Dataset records
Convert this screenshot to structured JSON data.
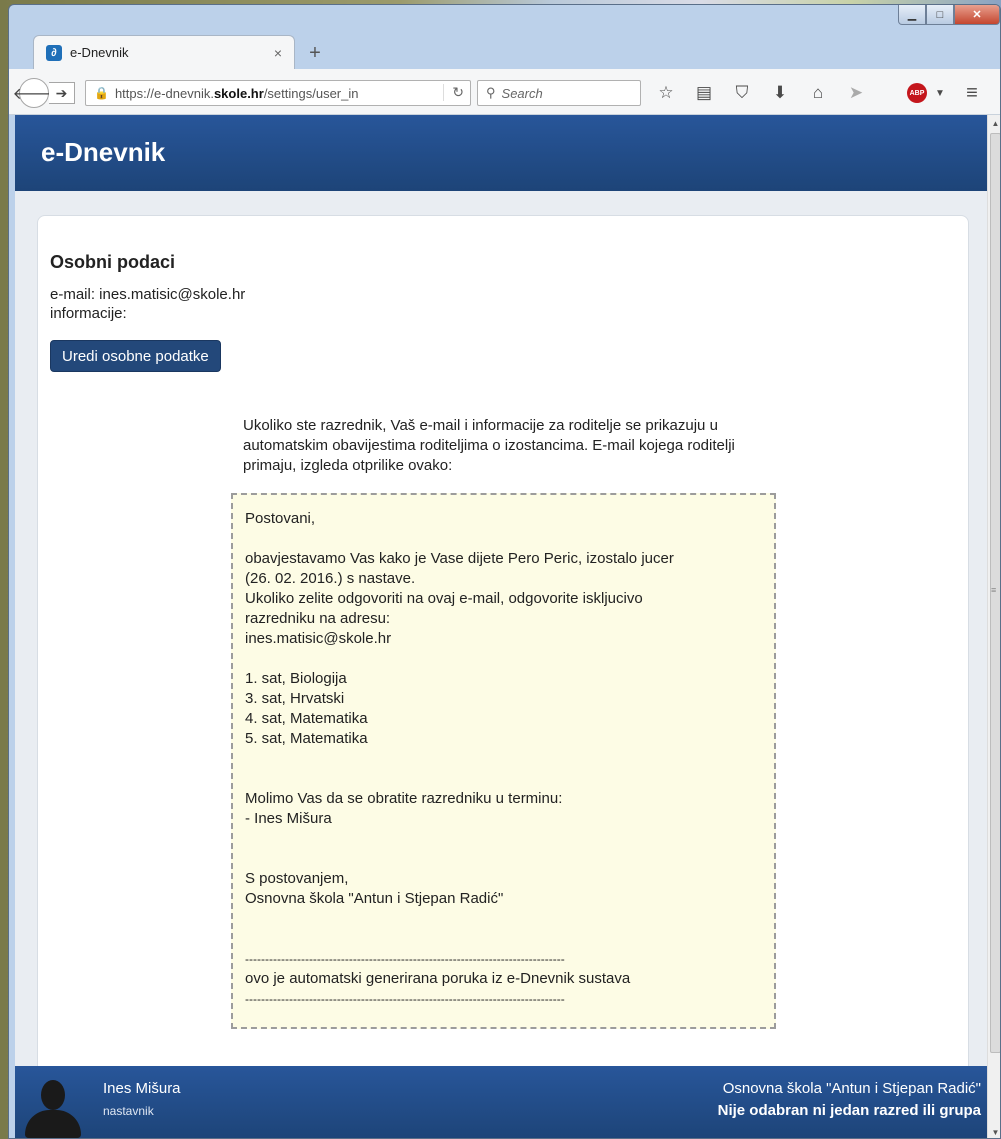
{
  "browser": {
    "tab_title": "e-Dnevnik",
    "tab_close": "×",
    "new_tab": "+",
    "url_prefix": "https://e-dnevnik.",
    "url_domain": "skole.hr",
    "url_path": "/settings/user_in",
    "search_placeholder": "Search"
  },
  "app": {
    "title": "e-Dnevnik"
  },
  "profile": {
    "section_title": "Osobni podaci",
    "email_line": "e-mail: ines.matisic@skole.hr",
    "info_line": "informacije:",
    "edit_button": "Uredi osobne podatke"
  },
  "notice": {
    "intro": "Ukoliko ste razrednik, Vaš e-mail i informacije za roditelje se prikazuju u automatskim obavijestima roditeljima o izostancima. E-mail kojega roditelji primaju, izgleda otprilike ovako:",
    "greeting": "Postovani,",
    "line1": "obavjestavamo Vas kako je Vase dijete Pero Peric, izostalo jucer",
    "line2": "(26. 02. 2016.) s nastave.",
    "line3": "Ukoliko zelite odgovoriti na ovaj e-mail, odgovorite iskljucivo",
    "line4": "razredniku na adresu:",
    "line5": "ines.matisic@skole.hr",
    "periods": [
      "1. sat, Biologija",
      "3. sat, Hrvatski",
      "4. sat, Matematika",
      "5. sat, Matematika"
    ],
    "contact_line": "Molimo Vas da se obratite razredniku u terminu:",
    "contact_name": "- Ines Mišura",
    "closing": "S postovanjem,",
    "school": "Osnovna škola \"Antun i Stjepan Radić\"",
    "separator": "--------------------------------------------------------------------------------",
    "auto_note": "ovo je automatski generirana poruka iz e-Dnevnik sustava"
  },
  "footer": {
    "user_name": "Ines Mišura",
    "user_role": "nastavnik",
    "school_name": "Osnovna škola \"Antun i Stjepan Radić\"",
    "class_status": "Nije odabran ni jedan razred ili grupa"
  }
}
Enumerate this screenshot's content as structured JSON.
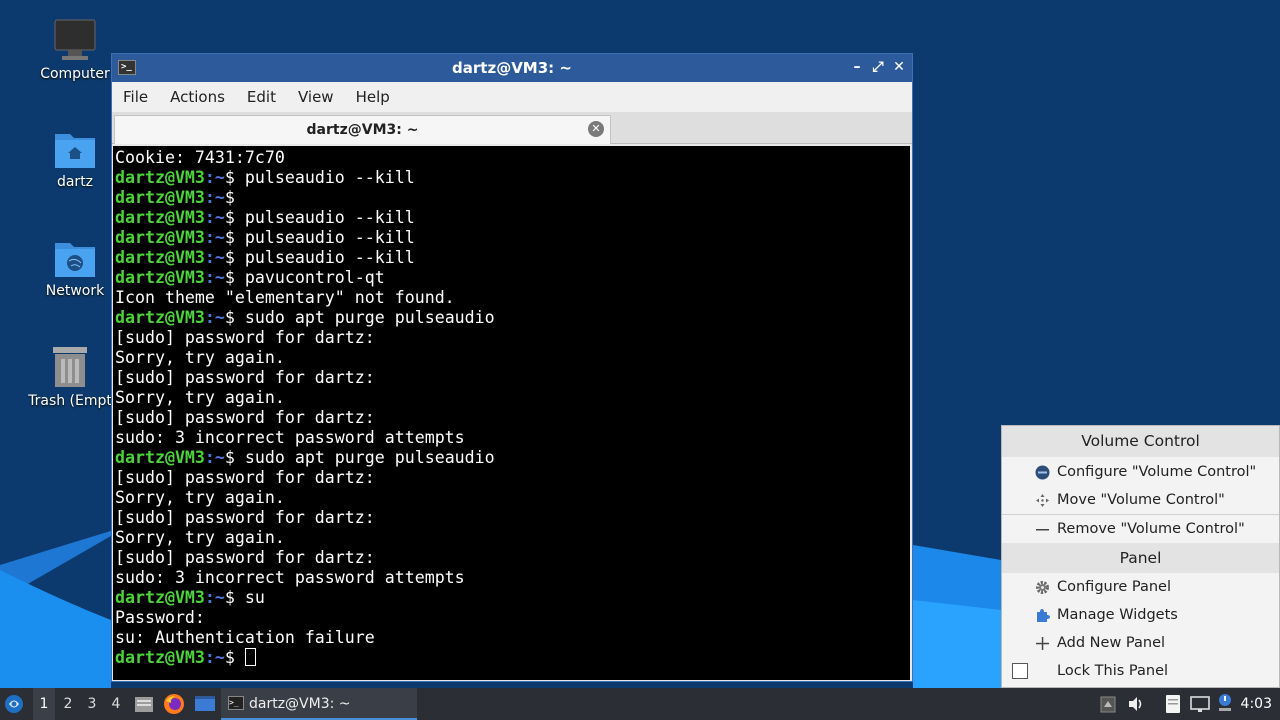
{
  "desktop": {
    "icons": [
      {
        "name": "computer",
        "label": "Computer"
      },
      {
        "name": "home-folder",
        "label": "dartz"
      },
      {
        "name": "network",
        "label": "Network"
      },
      {
        "name": "trash",
        "label": "Trash (Empt"
      }
    ]
  },
  "window": {
    "title": "dartz@VM3: ~",
    "menu": [
      "File",
      "Actions",
      "Edit",
      "View",
      "Help"
    ],
    "tab_label": "dartz@VM3: ~",
    "minimize_glyph": "–",
    "maximize_glyph": "⤢",
    "close_glyph": "✕",
    "tab_close_glyph": "✕"
  },
  "terminal": {
    "prompt_user": "dartz@VM3",
    "prompt_path": ":~",
    "prompt_suffix": "$ ",
    "lines": [
      {
        "type": "out",
        "text": "Cookie: 7431:7c70"
      },
      {
        "type": "cmd",
        "text": "pulseaudio --kill"
      },
      {
        "type": "cmd",
        "text": ""
      },
      {
        "type": "cmd",
        "text": "pulseaudio --kill"
      },
      {
        "type": "cmd",
        "text": "pulseaudio --kill"
      },
      {
        "type": "cmd",
        "text": "pulseaudio --kill"
      },
      {
        "type": "cmd",
        "text": "pavucontrol-qt"
      },
      {
        "type": "out",
        "text": "Icon theme \"elementary\" not found."
      },
      {
        "type": "cmd",
        "text": "sudo apt purge pulseaudio"
      },
      {
        "type": "out",
        "text": "[sudo] password for dartz:"
      },
      {
        "type": "out",
        "text": "Sorry, try again."
      },
      {
        "type": "out",
        "text": "[sudo] password for dartz:"
      },
      {
        "type": "out",
        "text": "Sorry, try again."
      },
      {
        "type": "out",
        "text": "[sudo] password for dartz:"
      },
      {
        "type": "out",
        "text": "sudo: 3 incorrect password attempts"
      },
      {
        "type": "cmd",
        "text": "sudo apt purge pulseaudio"
      },
      {
        "type": "out",
        "text": "[sudo] password for dartz:"
      },
      {
        "type": "out",
        "text": "Sorry, try again."
      },
      {
        "type": "out",
        "text": "[sudo] password for dartz:"
      },
      {
        "type": "out",
        "text": "Sorry, try again."
      },
      {
        "type": "out",
        "text": "[sudo] password for dartz:"
      },
      {
        "type": "out",
        "text": "sudo: 3 incorrect password attempts"
      },
      {
        "type": "cmd",
        "text": "su"
      },
      {
        "type": "out",
        "text": "Password:"
      },
      {
        "type": "out",
        "text": "su: Authentication failure"
      },
      {
        "type": "cmd_cursor",
        "text": ""
      }
    ]
  },
  "context_menu": {
    "header1": "Volume Control",
    "configure_volume": "Configure \"Volume Control\"",
    "move_volume": "Move \"Volume Control\"",
    "remove_volume": "Remove \"Volume Control\"",
    "header2": "Panel",
    "configure_panel": "Configure Panel",
    "manage_widgets": "Manage Widgets",
    "add_panel": "Add New Panel",
    "lock_panel": "Lock This Panel"
  },
  "taskbar": {
    "workspaces": [
      "1",
      "2",
      "3",
      "4"
    ],
    "active_workspace": "1",
    "window_button": "dartz@VM3: ~",
    "clock": "4:03"
  }
}
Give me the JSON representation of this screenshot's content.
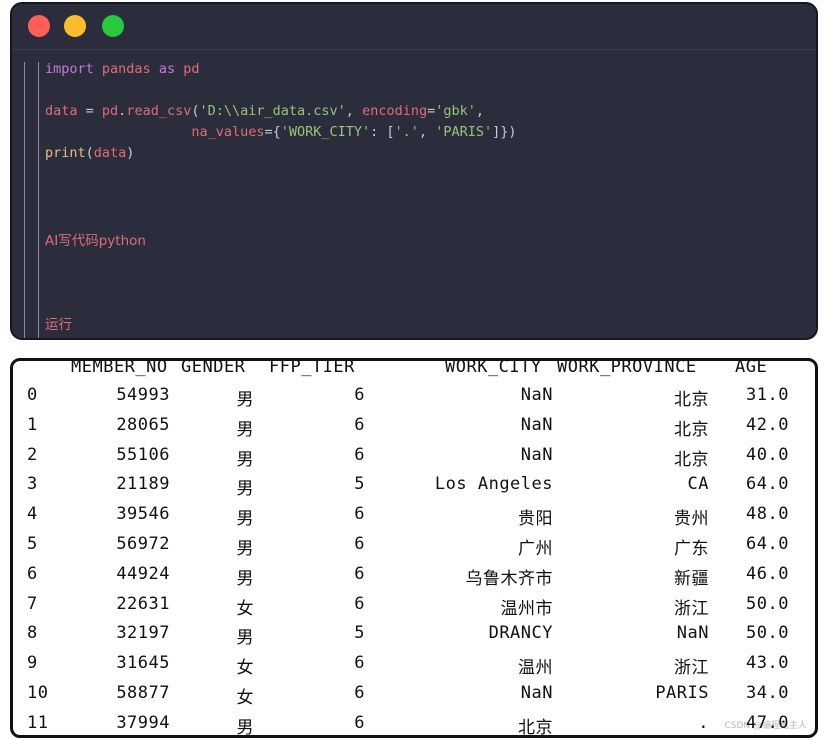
{
  "editor": {
    "lines": [
      [
        {
          "t": "import ",
          "c": "kw"
        },
        {
          "t": "pandas ",
          "c": "id"
        },
        {
          "t": "as ",
          "c": "kw"
        },
        {
          "t": "pd",
          "c": "id"
        }
      ],
      [],
      [
        {
          "t": "data ",
          "c": "id"
        },
        {
          "t": "= ",
          "c": "pn"
        },
        {
          "t": "pd",
          "c": "id"
        },
        {
          "t": ".",
          "c": "pn"
        },
        {
          "t": "read_csv",
          "c": "id"
        },
        {
          "t": "(",
          "c": "pn"
        },
        {
          "t": "'D:\\\\air_data.csv'",
          "c": "str"
        },
        {
          "t": ", ",
          "c": "pn"
        },
        {
          "t": "encoding",
          "c": "id"
        },
        {
          "t": "=",
          "c": "pn"
        },
        {
          "t": "'gbk'",
          "c": "str"
        },
        {
          "t": ",",
          "c": "pn"
        }
      ],
      [
        {
          "t": "                  ",
          "c": "pn"
        },
        {
          "t": "na_values",
          "c": "id"
        },
        {
          "t": "={",
          "c": "pn"
        },
        {
          "t": "'WORK_CITY'",
          "c": "str"
        },
        {
          "t": ": [",
          "c": "pn"
        },
        {
          "t": "'.'",
          "c": "str"
        },
        {
          "t": ", ",
          "c": "pn"
        },
        {
          "t": "'PARIS'",
          "c": "str"
        },
        {
          "t": "]})",
          "c": "pn"
        }
      ],
      [
        {
          "t": "print",
          "c": "fn"
        },
        {
          "t": "(",
          "c": "pn"
        },
        {
          "t": "data",
          "c": "id"
        },
        {
          "t": ")",
          "c": "pn"
        }
      ],
      [],
      [],
      [],
      [
        {
          "t": "AI写代码python",
          "c": "comment"
        }
      ],
      [],
      [],
      [],
      [
        {
          "t": "运行",
          "c": "comment"
        }
      ]
    ]
  },
  "output": {
    "columns": [
      "MEMBER_NO",
      "GENDER",
      "FFP_TIER",
      "WORK_CITY",
      "WORK_PROVINCE",
      "AGE"
    ],
    "rows": [
      [
        "0",
        "54993",
        "男",
        "6",
        "NaN",
        "北京",
        "31.0"
      ],
      [
        "1",
        "28065",
        "男",
        "6",
        "NaN",
        "北京",
        "42.0"
      ],
      [
        "2",
        "55106",
        "男",
        "6",
        "NaN",
        "北京",
        "40.0"
      ],
      [
        "3",
        "21189",
        "男",
        "5",
        "Los Angeles",
        "CA",
        "64.0"
      ],
      [
        "4",
        "39546",
        "男",
        "6",
        "贵阳",
        "贵州",
        "48.0"
      ],
      [
        "5",
        "56972",
        "男",
        "6",
        "广州",
        "广东",
        "64.0"
      ],
      [
        "6",
        "44924",
        "男",
        "6",
        "乌鲁木齐市",
        "新疆",
        "46.0"
      ],
      [
        "7",
        "22631",
        "女",
        "6",
        "温州市",
        "浙江",
        "50.0"
      ],
      [
        "8",
        "32197",
        "男",
        "5",
        "DRANCY",
        "NaN",
        "50.0"
      ],
      [
        "9",
        "31645",
        "女",
        "6",
        "温州",
        "浙江",
        "43.0"
      ],
      [
        "10",
        "58877",
        "女",
        "6",
        "NaN",
        "PARIS",
        "34.0"
      ],
      [
        "11",
        "37994",
        "男",
        "6",
        "北京",
        ".",
        "47.0"
      ]
    ]
  },
  "watermark": "CSDN @编程鬼主人"
}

What the task requires -
State how many lines in the records above contain the word "matisic", giving only the number.

Result of the exercise -
2